[Collected data entries]
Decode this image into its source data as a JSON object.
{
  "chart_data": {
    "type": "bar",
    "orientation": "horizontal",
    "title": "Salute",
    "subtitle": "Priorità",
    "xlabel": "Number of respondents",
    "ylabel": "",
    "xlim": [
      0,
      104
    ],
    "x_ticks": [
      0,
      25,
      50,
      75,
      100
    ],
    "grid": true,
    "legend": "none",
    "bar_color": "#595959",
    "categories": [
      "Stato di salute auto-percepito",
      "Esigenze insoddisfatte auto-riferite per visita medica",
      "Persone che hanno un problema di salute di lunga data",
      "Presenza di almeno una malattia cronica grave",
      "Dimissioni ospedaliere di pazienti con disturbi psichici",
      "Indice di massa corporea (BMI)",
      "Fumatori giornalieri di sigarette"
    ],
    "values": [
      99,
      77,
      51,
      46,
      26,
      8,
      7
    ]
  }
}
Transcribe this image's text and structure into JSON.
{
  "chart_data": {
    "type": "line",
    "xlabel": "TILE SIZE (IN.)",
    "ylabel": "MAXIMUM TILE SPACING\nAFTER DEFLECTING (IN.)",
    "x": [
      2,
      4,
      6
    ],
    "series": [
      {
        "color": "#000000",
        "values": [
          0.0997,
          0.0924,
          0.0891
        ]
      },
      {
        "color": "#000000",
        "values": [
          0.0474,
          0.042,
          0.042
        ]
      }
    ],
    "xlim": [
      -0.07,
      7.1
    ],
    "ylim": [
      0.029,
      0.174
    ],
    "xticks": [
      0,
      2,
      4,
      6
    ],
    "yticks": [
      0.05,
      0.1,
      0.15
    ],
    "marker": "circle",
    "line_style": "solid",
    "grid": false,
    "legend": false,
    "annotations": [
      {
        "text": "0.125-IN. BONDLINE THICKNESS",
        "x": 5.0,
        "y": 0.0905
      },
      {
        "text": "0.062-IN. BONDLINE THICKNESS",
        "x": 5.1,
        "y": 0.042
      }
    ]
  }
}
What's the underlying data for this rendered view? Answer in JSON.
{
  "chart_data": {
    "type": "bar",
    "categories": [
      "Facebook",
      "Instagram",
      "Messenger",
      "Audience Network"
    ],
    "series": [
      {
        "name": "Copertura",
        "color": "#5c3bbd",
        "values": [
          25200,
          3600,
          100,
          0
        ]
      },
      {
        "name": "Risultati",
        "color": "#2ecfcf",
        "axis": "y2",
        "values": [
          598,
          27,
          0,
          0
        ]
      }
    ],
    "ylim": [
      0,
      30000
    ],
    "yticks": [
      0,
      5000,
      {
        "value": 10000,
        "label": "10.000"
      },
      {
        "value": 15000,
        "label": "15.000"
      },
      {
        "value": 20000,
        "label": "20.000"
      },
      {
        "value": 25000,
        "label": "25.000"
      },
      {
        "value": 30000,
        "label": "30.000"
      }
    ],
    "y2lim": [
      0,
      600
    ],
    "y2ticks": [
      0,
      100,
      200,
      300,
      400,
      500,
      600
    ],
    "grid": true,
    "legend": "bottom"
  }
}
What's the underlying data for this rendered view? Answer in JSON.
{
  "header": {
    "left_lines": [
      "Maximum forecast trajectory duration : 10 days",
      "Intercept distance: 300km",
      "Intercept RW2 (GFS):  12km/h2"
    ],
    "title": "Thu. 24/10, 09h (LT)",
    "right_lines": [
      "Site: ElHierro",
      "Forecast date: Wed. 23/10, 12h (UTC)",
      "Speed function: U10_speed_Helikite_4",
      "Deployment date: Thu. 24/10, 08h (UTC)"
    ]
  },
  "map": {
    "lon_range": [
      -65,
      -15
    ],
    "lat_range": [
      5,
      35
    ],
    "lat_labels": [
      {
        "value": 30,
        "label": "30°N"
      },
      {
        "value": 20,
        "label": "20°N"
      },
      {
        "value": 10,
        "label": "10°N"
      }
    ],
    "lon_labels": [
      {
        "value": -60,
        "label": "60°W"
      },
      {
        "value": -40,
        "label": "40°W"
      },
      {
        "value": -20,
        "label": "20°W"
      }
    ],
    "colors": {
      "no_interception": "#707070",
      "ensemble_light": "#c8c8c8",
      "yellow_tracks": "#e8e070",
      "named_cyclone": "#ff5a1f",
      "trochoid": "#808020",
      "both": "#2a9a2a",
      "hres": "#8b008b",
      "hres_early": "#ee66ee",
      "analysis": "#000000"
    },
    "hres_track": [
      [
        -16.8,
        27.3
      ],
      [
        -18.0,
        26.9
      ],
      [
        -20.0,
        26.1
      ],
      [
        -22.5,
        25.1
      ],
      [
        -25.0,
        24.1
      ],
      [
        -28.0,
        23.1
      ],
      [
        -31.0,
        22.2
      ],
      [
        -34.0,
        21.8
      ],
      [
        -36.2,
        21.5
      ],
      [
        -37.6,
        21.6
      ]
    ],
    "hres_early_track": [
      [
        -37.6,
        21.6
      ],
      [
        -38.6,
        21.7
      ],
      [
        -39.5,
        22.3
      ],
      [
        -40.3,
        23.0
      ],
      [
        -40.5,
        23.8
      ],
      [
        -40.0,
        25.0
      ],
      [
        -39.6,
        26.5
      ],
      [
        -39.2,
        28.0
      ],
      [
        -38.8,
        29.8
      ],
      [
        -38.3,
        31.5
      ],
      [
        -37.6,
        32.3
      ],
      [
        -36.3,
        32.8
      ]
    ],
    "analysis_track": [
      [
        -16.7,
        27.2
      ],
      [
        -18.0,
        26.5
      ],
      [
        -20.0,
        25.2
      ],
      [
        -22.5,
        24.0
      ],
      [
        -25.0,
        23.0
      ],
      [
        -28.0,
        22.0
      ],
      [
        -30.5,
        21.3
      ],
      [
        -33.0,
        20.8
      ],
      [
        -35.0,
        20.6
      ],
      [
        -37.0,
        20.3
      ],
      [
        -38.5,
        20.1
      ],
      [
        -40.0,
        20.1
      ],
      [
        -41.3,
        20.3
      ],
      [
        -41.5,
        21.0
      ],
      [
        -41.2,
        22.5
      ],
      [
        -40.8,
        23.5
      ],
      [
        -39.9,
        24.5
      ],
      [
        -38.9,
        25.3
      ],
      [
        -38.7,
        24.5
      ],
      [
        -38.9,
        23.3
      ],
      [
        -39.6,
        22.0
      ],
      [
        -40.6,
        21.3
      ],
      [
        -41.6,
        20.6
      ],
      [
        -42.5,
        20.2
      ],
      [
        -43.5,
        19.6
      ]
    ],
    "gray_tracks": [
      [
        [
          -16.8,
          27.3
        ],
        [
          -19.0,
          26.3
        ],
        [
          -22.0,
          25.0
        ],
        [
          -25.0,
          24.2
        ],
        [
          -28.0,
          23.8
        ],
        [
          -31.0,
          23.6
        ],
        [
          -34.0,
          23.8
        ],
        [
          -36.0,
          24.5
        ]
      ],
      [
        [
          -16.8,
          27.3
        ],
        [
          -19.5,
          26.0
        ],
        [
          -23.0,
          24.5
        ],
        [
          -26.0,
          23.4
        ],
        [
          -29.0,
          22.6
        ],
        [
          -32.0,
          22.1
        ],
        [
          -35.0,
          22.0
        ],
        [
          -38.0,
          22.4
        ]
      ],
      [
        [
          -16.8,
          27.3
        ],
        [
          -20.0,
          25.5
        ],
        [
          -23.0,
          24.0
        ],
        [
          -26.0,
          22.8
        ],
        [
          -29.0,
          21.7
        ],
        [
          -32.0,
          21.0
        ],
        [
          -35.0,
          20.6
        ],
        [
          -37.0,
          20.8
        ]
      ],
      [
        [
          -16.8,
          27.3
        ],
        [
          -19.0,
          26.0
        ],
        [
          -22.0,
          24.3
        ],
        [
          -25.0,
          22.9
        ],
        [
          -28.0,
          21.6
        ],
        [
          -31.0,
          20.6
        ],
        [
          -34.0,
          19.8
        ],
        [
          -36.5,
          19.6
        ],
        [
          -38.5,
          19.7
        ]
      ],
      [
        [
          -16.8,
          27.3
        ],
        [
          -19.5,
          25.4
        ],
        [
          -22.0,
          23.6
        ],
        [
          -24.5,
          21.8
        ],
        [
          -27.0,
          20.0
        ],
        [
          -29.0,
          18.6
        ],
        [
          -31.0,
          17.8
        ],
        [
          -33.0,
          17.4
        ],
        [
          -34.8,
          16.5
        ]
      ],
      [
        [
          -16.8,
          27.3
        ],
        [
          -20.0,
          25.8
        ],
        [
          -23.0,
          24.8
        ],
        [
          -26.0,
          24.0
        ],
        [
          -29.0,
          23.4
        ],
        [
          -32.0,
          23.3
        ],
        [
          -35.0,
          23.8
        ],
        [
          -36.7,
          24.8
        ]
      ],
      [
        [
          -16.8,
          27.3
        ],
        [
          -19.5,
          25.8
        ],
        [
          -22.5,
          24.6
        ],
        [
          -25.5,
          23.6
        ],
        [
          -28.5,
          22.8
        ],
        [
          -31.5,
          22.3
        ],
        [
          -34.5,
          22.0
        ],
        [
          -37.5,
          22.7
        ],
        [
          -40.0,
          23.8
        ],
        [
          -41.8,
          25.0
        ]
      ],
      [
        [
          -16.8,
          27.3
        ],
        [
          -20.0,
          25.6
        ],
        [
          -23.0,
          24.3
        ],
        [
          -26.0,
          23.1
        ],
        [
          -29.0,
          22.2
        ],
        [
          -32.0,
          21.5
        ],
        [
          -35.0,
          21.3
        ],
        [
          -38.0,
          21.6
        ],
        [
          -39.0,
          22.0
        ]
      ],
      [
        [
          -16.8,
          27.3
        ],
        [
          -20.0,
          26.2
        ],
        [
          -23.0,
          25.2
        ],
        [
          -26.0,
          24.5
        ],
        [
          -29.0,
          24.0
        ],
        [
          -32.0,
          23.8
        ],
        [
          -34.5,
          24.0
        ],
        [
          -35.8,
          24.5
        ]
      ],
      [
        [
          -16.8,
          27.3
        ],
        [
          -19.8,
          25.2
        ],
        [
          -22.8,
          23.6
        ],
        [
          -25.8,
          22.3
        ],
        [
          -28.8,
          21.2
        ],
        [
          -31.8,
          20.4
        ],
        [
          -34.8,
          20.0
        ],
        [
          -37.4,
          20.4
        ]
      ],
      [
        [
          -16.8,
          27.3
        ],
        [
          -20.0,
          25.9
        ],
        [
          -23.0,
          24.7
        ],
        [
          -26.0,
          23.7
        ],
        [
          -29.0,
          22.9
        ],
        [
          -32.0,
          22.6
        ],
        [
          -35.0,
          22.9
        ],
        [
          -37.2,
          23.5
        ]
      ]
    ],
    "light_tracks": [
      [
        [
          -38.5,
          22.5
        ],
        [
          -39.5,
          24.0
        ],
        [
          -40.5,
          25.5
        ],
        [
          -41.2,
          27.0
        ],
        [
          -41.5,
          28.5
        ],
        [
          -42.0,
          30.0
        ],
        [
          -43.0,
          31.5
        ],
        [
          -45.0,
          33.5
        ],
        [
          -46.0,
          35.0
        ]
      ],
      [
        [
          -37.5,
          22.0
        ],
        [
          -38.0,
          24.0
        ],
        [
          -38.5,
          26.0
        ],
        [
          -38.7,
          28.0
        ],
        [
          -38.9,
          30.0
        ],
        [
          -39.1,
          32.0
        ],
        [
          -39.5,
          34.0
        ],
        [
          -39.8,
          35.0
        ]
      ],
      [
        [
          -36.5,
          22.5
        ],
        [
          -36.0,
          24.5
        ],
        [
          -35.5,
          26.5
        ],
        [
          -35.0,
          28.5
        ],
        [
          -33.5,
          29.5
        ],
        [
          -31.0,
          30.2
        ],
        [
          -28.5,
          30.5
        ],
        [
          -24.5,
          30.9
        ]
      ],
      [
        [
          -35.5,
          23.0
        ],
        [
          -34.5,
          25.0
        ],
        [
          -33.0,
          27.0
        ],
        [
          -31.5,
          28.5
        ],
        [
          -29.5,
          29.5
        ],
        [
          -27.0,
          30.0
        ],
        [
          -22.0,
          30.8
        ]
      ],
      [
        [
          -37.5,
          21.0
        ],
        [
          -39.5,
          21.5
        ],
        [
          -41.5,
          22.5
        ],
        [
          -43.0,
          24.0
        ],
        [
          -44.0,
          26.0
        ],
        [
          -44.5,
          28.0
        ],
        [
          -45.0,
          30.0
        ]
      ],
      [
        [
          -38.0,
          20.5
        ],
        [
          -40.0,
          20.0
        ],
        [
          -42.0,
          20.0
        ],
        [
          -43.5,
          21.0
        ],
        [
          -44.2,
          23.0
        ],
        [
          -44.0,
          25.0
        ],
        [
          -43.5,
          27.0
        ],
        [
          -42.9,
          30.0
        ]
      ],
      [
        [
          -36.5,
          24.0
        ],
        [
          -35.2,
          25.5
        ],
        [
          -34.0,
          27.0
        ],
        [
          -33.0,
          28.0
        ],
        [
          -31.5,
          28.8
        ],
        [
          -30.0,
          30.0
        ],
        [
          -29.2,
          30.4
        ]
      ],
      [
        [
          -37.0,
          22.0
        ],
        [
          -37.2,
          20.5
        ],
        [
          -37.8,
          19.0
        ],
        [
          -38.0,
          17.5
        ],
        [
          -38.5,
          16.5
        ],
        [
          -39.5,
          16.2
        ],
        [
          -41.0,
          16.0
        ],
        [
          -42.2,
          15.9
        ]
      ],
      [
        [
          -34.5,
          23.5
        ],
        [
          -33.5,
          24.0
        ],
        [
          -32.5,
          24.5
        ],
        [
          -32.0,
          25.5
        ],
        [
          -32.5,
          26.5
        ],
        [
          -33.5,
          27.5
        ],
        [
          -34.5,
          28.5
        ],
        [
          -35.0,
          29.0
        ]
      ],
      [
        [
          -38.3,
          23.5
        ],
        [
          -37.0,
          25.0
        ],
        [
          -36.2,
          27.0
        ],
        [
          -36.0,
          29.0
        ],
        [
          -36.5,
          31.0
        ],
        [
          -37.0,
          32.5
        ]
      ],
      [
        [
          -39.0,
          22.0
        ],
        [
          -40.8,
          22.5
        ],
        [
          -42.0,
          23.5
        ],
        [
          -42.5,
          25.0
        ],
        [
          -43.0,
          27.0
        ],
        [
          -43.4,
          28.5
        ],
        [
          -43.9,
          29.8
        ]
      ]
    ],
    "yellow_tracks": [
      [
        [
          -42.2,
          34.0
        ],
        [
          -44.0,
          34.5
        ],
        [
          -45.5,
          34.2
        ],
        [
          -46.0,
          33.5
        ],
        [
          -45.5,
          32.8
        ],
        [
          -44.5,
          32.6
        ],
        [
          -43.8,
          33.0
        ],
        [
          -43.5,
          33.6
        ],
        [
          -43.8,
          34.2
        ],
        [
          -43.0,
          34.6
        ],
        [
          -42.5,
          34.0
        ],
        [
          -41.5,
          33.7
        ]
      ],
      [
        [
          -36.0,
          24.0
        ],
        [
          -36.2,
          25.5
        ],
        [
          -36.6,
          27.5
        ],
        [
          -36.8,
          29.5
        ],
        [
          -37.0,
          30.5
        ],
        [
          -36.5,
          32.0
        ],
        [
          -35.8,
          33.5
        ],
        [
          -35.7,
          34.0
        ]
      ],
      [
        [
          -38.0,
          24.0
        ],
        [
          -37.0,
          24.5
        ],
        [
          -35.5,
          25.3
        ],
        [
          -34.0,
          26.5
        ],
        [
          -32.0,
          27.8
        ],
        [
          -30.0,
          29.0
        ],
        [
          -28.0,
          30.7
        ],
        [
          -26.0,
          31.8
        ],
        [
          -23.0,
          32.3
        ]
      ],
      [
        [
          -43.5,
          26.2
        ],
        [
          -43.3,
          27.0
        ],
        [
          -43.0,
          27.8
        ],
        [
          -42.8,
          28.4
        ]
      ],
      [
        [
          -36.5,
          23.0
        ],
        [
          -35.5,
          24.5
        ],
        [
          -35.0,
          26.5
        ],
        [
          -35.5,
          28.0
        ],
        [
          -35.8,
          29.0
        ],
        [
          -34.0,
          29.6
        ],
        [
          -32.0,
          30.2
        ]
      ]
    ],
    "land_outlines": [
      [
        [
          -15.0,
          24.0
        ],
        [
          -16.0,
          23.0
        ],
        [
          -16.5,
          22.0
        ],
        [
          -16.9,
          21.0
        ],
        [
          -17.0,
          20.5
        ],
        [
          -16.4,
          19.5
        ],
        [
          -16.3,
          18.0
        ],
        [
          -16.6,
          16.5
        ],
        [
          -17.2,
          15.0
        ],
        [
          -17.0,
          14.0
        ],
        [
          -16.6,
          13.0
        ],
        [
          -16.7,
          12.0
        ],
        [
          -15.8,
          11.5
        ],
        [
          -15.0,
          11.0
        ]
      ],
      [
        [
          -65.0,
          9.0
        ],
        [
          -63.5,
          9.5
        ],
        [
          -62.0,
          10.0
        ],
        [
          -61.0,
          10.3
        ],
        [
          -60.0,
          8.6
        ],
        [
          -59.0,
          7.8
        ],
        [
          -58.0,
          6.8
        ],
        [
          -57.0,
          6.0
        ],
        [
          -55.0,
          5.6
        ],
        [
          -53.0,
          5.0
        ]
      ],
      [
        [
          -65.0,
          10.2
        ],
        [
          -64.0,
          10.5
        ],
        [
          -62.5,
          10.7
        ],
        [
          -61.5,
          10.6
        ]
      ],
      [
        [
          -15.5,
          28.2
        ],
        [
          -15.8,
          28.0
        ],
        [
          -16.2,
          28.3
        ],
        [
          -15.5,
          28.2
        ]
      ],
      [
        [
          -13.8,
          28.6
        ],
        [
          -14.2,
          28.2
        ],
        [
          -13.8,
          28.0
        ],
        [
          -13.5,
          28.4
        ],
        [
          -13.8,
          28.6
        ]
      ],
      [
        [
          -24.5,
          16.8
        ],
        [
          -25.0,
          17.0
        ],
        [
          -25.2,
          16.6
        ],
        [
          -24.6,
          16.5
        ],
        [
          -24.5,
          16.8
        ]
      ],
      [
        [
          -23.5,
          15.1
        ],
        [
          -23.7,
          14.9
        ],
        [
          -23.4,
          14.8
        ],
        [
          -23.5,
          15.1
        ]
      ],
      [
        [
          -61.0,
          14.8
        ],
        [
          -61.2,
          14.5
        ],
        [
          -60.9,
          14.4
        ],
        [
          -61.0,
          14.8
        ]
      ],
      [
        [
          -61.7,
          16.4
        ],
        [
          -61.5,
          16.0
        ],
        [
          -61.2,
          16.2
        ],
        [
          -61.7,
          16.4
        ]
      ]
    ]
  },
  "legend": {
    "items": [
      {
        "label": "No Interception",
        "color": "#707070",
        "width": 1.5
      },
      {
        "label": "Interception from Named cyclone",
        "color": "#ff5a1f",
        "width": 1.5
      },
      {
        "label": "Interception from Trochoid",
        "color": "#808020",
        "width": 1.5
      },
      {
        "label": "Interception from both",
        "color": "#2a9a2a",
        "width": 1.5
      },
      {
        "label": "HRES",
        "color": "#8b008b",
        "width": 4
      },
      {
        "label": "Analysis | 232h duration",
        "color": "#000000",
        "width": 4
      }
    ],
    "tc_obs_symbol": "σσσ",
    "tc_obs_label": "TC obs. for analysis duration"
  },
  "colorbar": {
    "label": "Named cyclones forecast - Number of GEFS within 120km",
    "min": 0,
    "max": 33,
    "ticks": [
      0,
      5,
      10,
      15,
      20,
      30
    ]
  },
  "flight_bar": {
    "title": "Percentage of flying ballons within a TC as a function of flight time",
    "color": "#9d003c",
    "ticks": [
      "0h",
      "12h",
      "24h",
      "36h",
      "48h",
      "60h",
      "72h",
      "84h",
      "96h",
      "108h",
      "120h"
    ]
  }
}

EXERCISE INSTRUCTIONS:
In the lines above, locate the string "xlabel". Copy every line where it occurs.

TASK RESPONSE:
    "xlabel": "Number of respondents",
    "xlabel": "TILE SIZE (IN.)",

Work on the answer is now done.